* BEGIN Records to use *
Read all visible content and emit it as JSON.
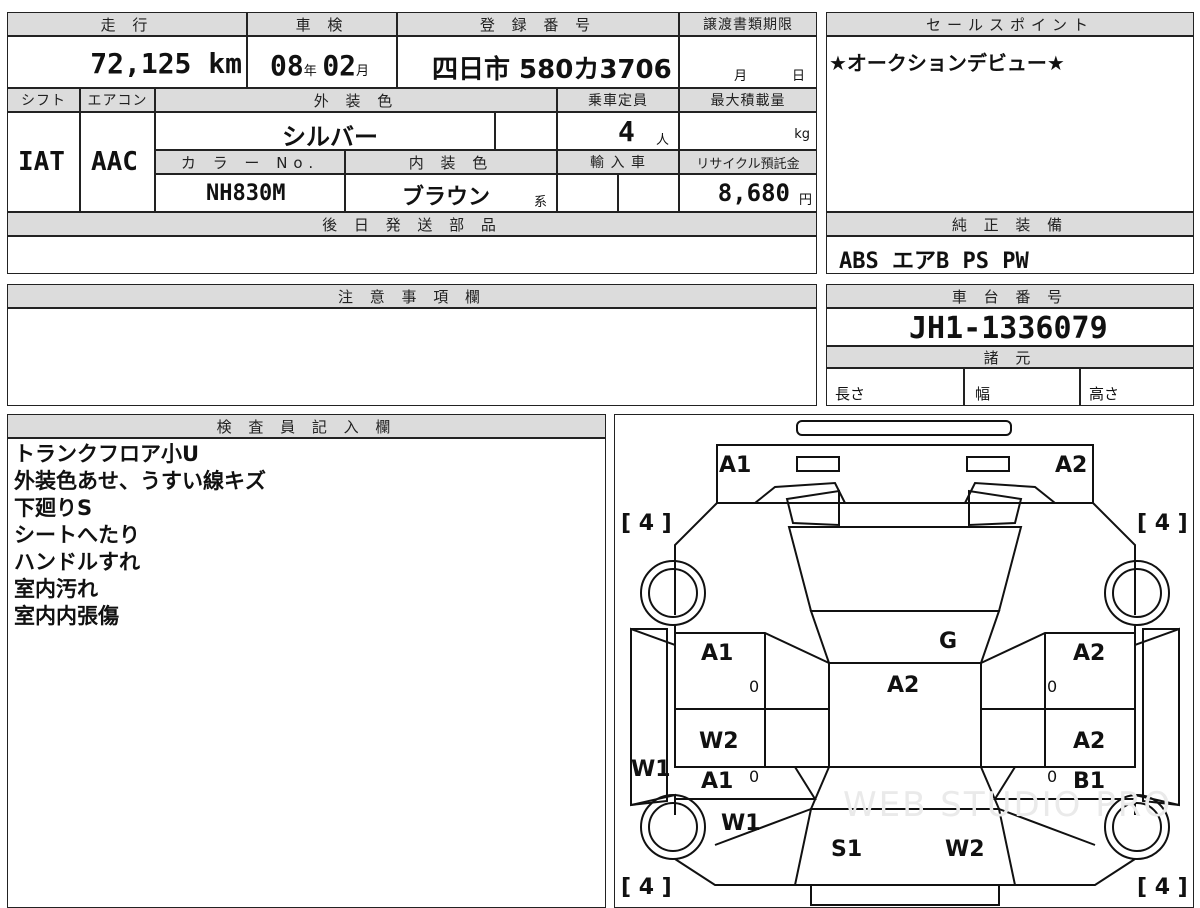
{
  "top_row": {
    "mileage": {
      "label": "走 行",
      "value": "72,125",
      "unit": "km"
    },
    "inspection": {
      "label": "車 検",
      "year": "08",
      "year_unit": "年",
      "month": "02",
      "month_unit": "月"
    },
    "registration": {
      "label": "登 録 番 号",
      "value": "四日市 580カ3706"
    },
    "transfer_deadline": {
      "label": "譲渡書類期限",
      "month_unit": "月",
      "day_unit": "日"
    }
  },
  "second_row": {
    "shift": {
      "label": "シフト",
      "value": "IAT"
    },
    "aircon": {
      "label": "エアコン",
      "value": "AAC"
    },
    "exterior_color": {
      "label": "外 装 色",
      "value": "シルバー"
    },
    "capacity": {
      "label": "乗車定員",
      "value": "4",
      "unit": "人"
    },
    "max_load": {
      "label": "最大積載量",
      "unit": "kg"
    },
    "color_no": {
      "label": "カ ラ ー No.",
      "value": "NH830M"
    },
    "interior_color": {
      "label": "内 装 色",
      "value": "ブラウン",
      "suffix": "系"
    },
    "import": {
      "label": "輸 入 車"
    },
    "recycle_fee": {
      "label": "リサイクル預託金",
      "value": "8,680",
      "unit": "円"
    }
  },
  "later_parts": {
    "label": "後 日 発 送 部 品"
  },
  "notes": {
    "label": "注 意 事 項 欄"
  },
  "sales_point": {
    "label": "セールスポイント",
    "value": "★オークションデビュー★"
  },
  "genuine_equipment": {
    "label": "純 正 装 備",
    "value": "ABS エアB PS PW"
  },
  "chassis": {
    "label": "車 台 番 号",
    "value": "JH1-1336079"
  },
  "specs": {
    "label": "諸 元",
    "length": "長さ",
    "width": "幅",
    "height": "高さ"
  },
  "inspector": {
    "label": "検 査 員 記 入 欄",
    "lines": [
      "トランクフロア小U",
      "外装色あせ、うすい線キズ",
      "下廻りS",
      "シートへたり",
      "ハンドルすれ",
      "室内汚れ",
      "室内内張傷"
    ]
  },
  "diagram": {
    "tire_left_front": "[ 4 ]",
    "tire_right_front": "[ 4 ]",
    "tire_left_rear": "[ 4 ]",
    "tire_right_rear": "[ 4 ]",
    "marks": {
      "front_left": "A1",
      "front_right": "A2",
      "windshield": "G",
      "roof": "A2",
      "left_front_door": "A1",
      "right_front_door": "A2",
      "left_rear_door_1": "W2",
      "left_rear_door_2": "A1",
      "right_rear_door_1": "A2",
      "right_rear_door_2": "B1",
      "left_sill": "W1",
      "left_rear_fender": "W1",
      "trunk_left": "S1",
      "trunk_right": "W2",
      "zero": "0"
    },
    "watermark": "WEB STUDIO PRO"
  }
}
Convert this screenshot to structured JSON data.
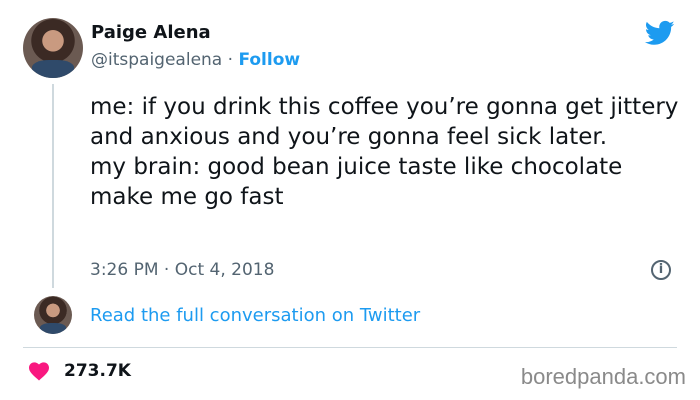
{
  "tweet": {
    "author_name": "Paige Alena",
    "handle": "@itspaigealena",
    "separator": "·",
    "follow_label": "Follow",
    "text": "me: if you drink this coffee you’re gonna get jittery and anxious and you’re gonna feel sick later.\nmy brain: good bean juice taste like chocolate make me go fast",
    "time": "3:26 PM",
    "date": "Oct 4, 2018",
    "likes": "273.7K",
    "read_full_label": "Read the full conversation on Twitter"
  },
  "watermark": "boredpanda.com",
  "icons": {
    "brand": "twitter-bird-icon",
    "info": "info-icon",
    "like": "heart-icon"
  },
  "colors": {
    "accent": "#1d9bf0",
    "heart": "#f91880",
    "secondary_text": "#536471"
  }
}
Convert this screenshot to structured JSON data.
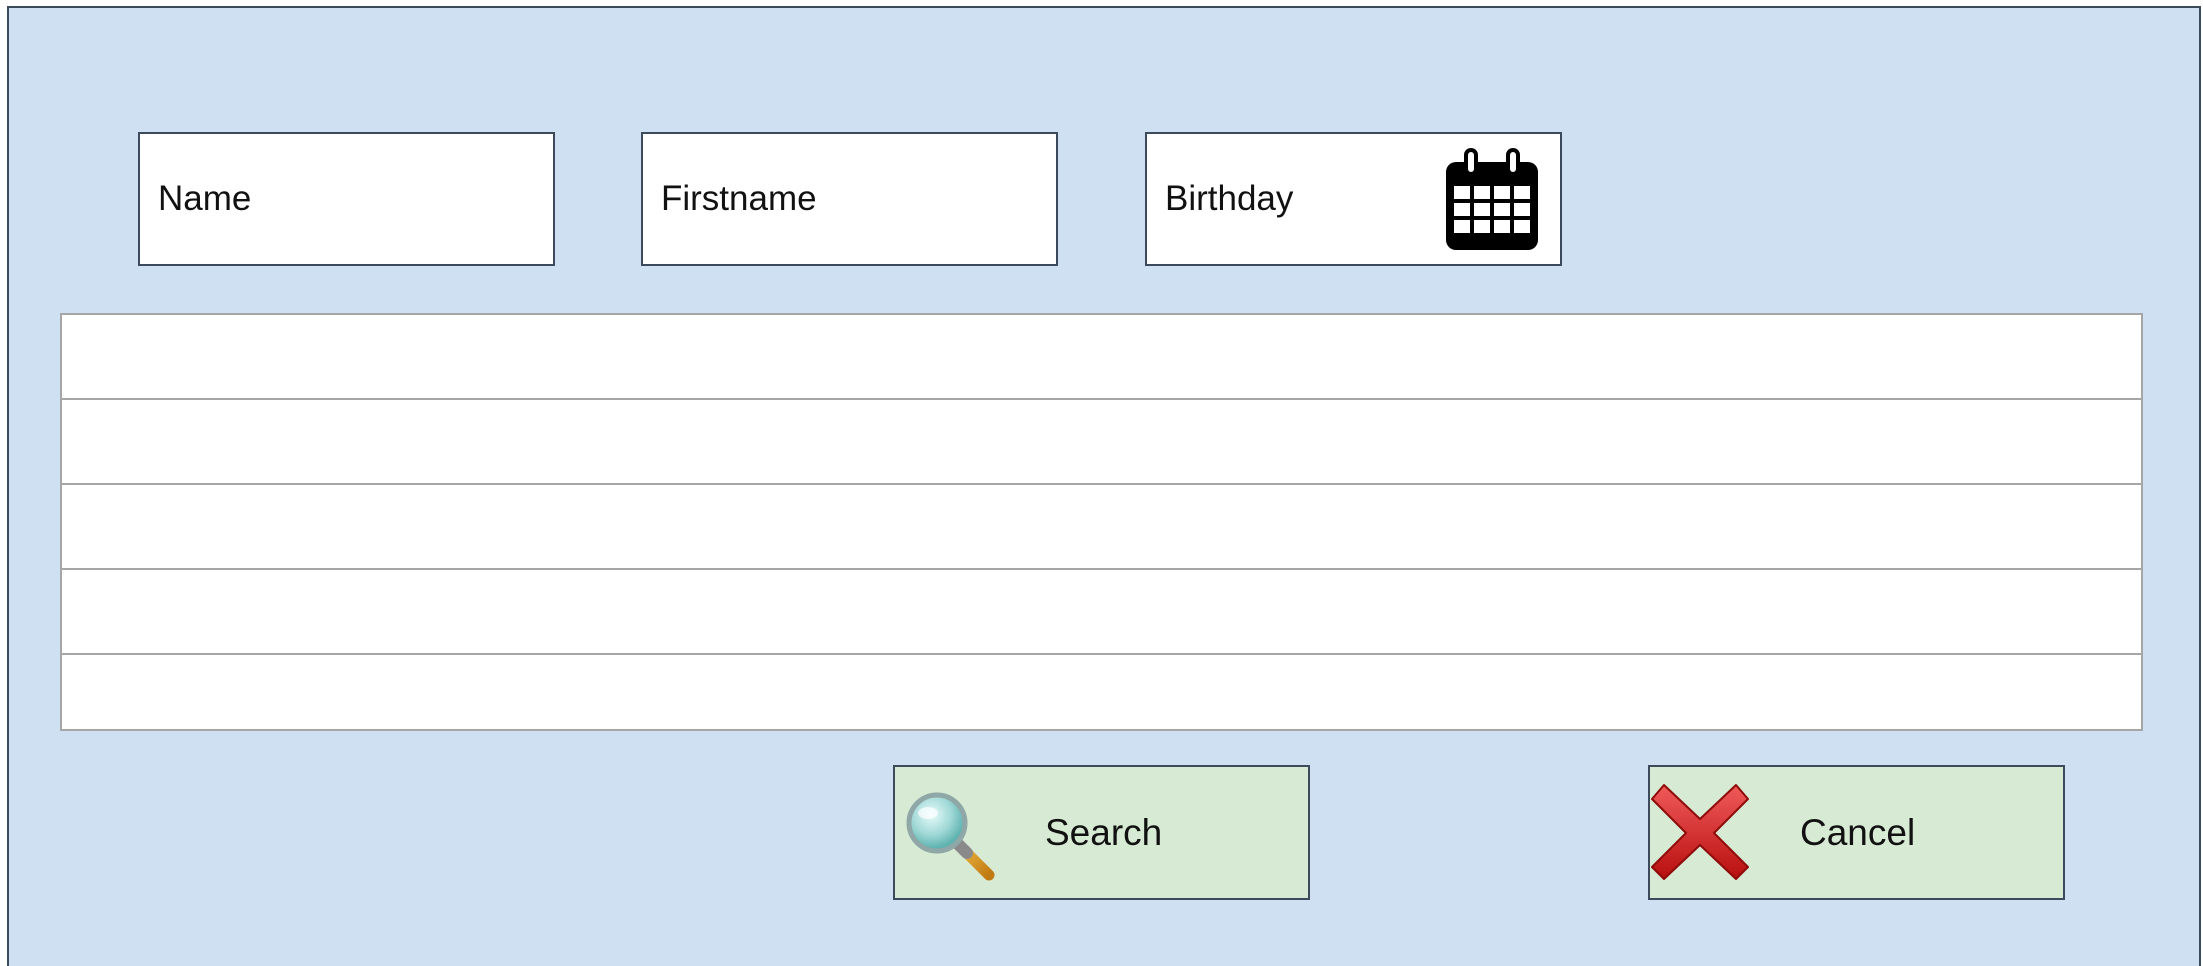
{
  "form": {
    "name_placeholder": "Name",
    "firstname_placeholder": "Firstname",
    "birthday_placeholder": "Birthday"
  },
  "results": {
    "rows": [
      "",
      "",
      "",
      "",
      ""
    ]
  },
  "actions": {
    "search_label": "Search",
    "cancel_label": "Cancel"
  },
  "icons": {
    "calendar": "calendar-icon",
    "search": "magnifier-icon",
    "cancel": "red-x-icon"
  },
  "colors": {
    "panel_bg": "#cfe0f2",
    "button_bg": "#d7ead3",
    "field_bg": "#ffffff",
    "cancel_red": "#d62222"
  }
}
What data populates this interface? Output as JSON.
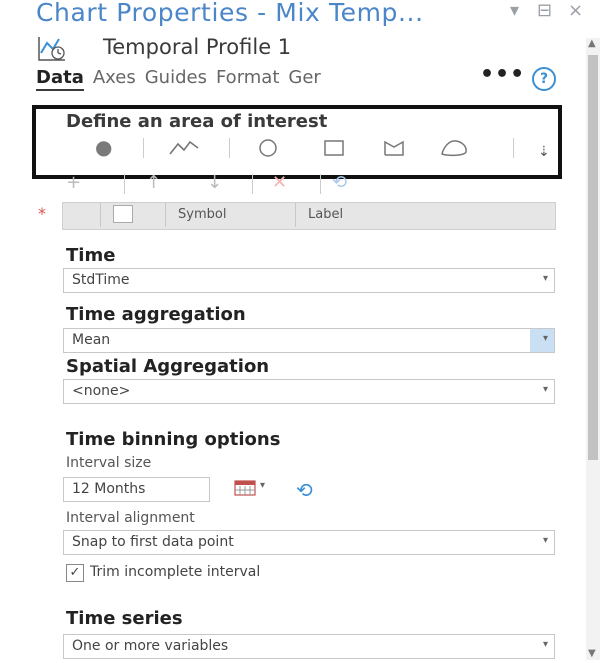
{
  "window": {
    "title": "Chart Properties - Mix Temp...",
    "pin_icon": "pin-icon",
    "float_icon": "float-icon",
    "close_glyph": "×"
  },
  "chart": {
    "name": "Temporal Profile 1",
    "icon": "temporal-profile-icon"
  },
  "tabs": [
    {
      "label": "Data",
      "active": true
    },
    {
      "label": "Axes"
    },
    {
      "label": "Guides"
    },
    {
      "label": "Format"
    },
    {
      "label": "Ger"
    }
  ],
  "more_label": "•••",
  "help_label": "?",
  "aoi": {
    "label": "Define an area of interest",
    "tools": [
      "point-icon",
      "line-icon",
      "circle-icon",
      "rectangle-icon",
      "lasso-icon",
      "polygon-icon",
      "overflow-icon"
    ]
  },
  "grid_toolbar": [
    "add-icon",
    "move-up-icon",
    "move-down-icon",
    "delete-icon",
    "undo-icon"
  ],
  "grid": {
    "asterisk": "*",
    "columns": [
      "Symbol",
      "Label"
    ]
  },
  "time": {
    "label": "Time",
    "value": "StdTime"
  },
  "time_aggregation": {
    "label": "Time aggregation",
    "value": "Mean"
  },
  "spatial_aggregation": {
    "label": "Spatial Aggregation",
    "value": "<none>"
  },
  "time_binning": {
    "label": "Time binning options",
    "interval_size_label": "Interval size",
    "interval_size_value": "12 Months",
    "interval_alignment_label": "Interval alignment",
    "interval_alignment_value": "Snap to first data point",
    "trim_label": "Trim incomplete interval",
    "trim_checked": true,
    "check_glyph": "✓"
  },
  "time_series": {
    "label": "Time series",
    "value": "One or more variables"
  },
  "colors": {
    "accent": "#3a90d4",
    "title": "#4a86c8",
    "highlight": "#c9dff3"
  }
}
* END Records to use *
> Required task:
From the listing, extract all text exactly as given and drop any picture.

> Correct response:
Read all visible content and emit it as JSON.
{
  "top_row": {
    "mileage": {
      "label": "走 行",
      "value": "72,125",
      "unit": "km"
    },
    "inspection": {
      "label": "車 検",
      "year": "08",
      "year_unit": "年",
      "month": "02",
      "month_unit": "月"
    },
    "registration": {
      "label": "登 録 番 号",
      "value": "四日市 580カ3706"
    },
    "transfer_deadline": {
      "label": "譲渡書類期限",
      "month_unit": "月",
      "day_unit": "日"
    }
  },
  "second_row": {
    "shift": {
      "label": "シフト",
      "value": "IAT"
    },
    "aircon": {
      "label": "エアコン",
      "value": "AAC"
    },
    "exterior_color": {
      "label": "外 装 色",
      "value": "シルバー"
    },
    "capacity": {
      "label": "乗車定員",
      "value": "4",
      "unit": "人"
    },
    "max_load": {
      "label": "最大積載量",
      "unit": "kg"
    },
    "color_no": {
      "label": "カ ラ ー No.",
      "value": "NH830M"
    },
    "interior_color": {
      "label": "内 装 色",
      "value": "ブラウン",
      "suffix": "系"
    },
    "import": {
      "label": "輸 入 車"
    },
    "recycle_fee": {
      "label": "リサイクル預託金",
      "value": "8,680",
      "unit": "円"
    }
  },
  "later_parts": {
    "label": "後 日 発 送 部 品"
  },
  "notes": {
    "label": "注 意 事 項 欄"
  },
  "sales_point": {
    "label": "セールスポイント",
    "value": "★オークションデビュー★"
  },
  "genuine_equipment": {
    "label": "純 正 装 備",
    "value": "ABS エアB PS PW"
  },
  "chassis": {
    "label": "車 台 番 号",
    "value": "JH1-1336079"
  },
  "specs": {
    "label": "諸 元",
    "length": "長さ",
    "width": "幅",
    "height": "高さ"
  },
  "inspector": {
    "label": "検 査 員 記 入 欄",
    "lines": [
      "トランクフロア小U",
      "外装色あせ、うすい線キズ",
      "下廻りS",
      "シートへたり",
      "ハンドルすれ",
      "室内汚れ",
      "室内内張傷"
    ]
  },
  "diagram": {
    "tire_left_front": "[ 4 ]",
    "tire_right_front": "[ 4 ]",
    "tire_left_rear": "[ 4 ]",
    "tire_right_rear": "[ 4 ]",
    "marks": {
      "front_left": "A1",
      "front_right": "A2",
      "windshield": "G",
      "roof": "A2",
      "left_front_door": "A1",
      "right_front_door": "A2",
      "left_rear_door_1": "W2",
      "left_rear_door_2": "A1",
      "right_rear_door_1": "A2",
      "right_rear_door_2": "B1",
      "left_sill": "W1",
      "left_rear_fender": "W1",
      "trunk_left": "S1",
      "trunk_right": "W2",
      "zero": "0"
    },
    "watermark": "WEB STUDIO PRO"
  }
}
Convert this screenshot to structured JSON data.
{
  "tweet": {
    "author_name": "Paige Alena",
    "handle": "@itspaigealena",
    "separator": "·",
    "follow_label": "Follow",
    "text": "me: if you drink this coffee you’re gonna get jittery and anxious and you’re gonna feel sick later.\nmy brain: good bean juice taste like chocolate make me go fast",
    "time": "3:26 PM",
    "date": "Oct 4, 2018",
    "likes": "273.7K",
    "read_full_label": "Read the full conversation on Twitter"
  },
  "watermark": "boredpanda.com",
  "icons": {
    "brand": "twitter-bird-icon",
    "info": "info-icon",
    "like": "heart-icon"
  },
  "colors": {
    "accent": "#1d9bf0",
    "heart": "#f91880",
    "secondary_text": "#536471"
  }
}
Convert this screenshot to structured JSON data.
{
  "form": {
    "name_placeholder": "Name",
    "firstname_placeholder": "Firstname",
    "birthday_placeholder": "Birthday"
  },
  "results": {
    "rows": [
      "",
      "",
      "",
      "",
      ""
    ]
  },
  "actions": {
    "search_label": "Search",
    "cancel_label": "Cancel"
  },
  "icons": {
    "calendar": "calendar-icon",
    "search": "magnifier-icon",
    "cancel": "red-x-icon"
  },
  "colors": {
    "panel_bg": "#cfe0f2",
    "button_bg": "#d7ead3",
    "field_bg": "#ffffff",
    "cancel_red": "#d62222"
  }
}
What data populates this interface? Output as JSON.
{
  "window": {
    "title": "Chart Properties - Mix Temp...",
    "pin_icon": "pin-icon",
    "float_icon": "float-icon",
    "close_glyph": "×"
  },
  "chart": {
    "name": "Temporal Profile 1",
    "icon": "temporal-profile-icon"
  },
  "tabs": [
    {
      "label": "Data",
      "active": true
    },
    {
      "label": "Axes"
    },
    {
      "label": "Guides"
    },
    {
      "label": "Format"
    },
    {
      "label": "Ger"
    }
  ],
  "more_label": "•••",
  "help_label": "?",
  "aoi": {
    "label": "Define an area of interest",
    "tools": [
      "point-icon",
      "line-icon",
      "circle-icon",
      "rectangle-icon",
      "lasso-icon",
      "polygon-icon",
      "overflow-icon"
    ]
  },
  "grid_toolbar": [
    "add-icon",
    "move-up-icon",
    "move-down-icon",
    "delete-icon",
    "undo-icon"
  ],
  "grid": {
    "asterisk": "*",
    "columns": [
      "Symbol",
      "Label"
    ]
  },
  "time": {
    "label": "Time",
    "value": "StdTime"
  },
  "time_aggregation": {
    "label": "Time aggregation",
    "value": "Mean"
  },
  "spatial_aggregation": {
    "label": "Spatial Aggregation",
    "value": "<none>"
  },
  "time_binning": {
    "label": "Time binning options",
    "interval_size_label": "Interval size",
    "interval_size_value": "12 Months",
    "interval_alignment_label": "Interval alignment",
    "interval_alignment_value": "Snap to first data point",
    "trim_label": "Trim incomplete interval",
    "trim_checked": true,
    "check_glyph": "✓"
  },
  "time_series": {
    "label": "Time series",
    "value": "One or more variables"
  },
  "colors": {
    "accent": "#3a90d4",
    "title": "#4a86c8",
    "highlight": "#c9dff3"
  }
}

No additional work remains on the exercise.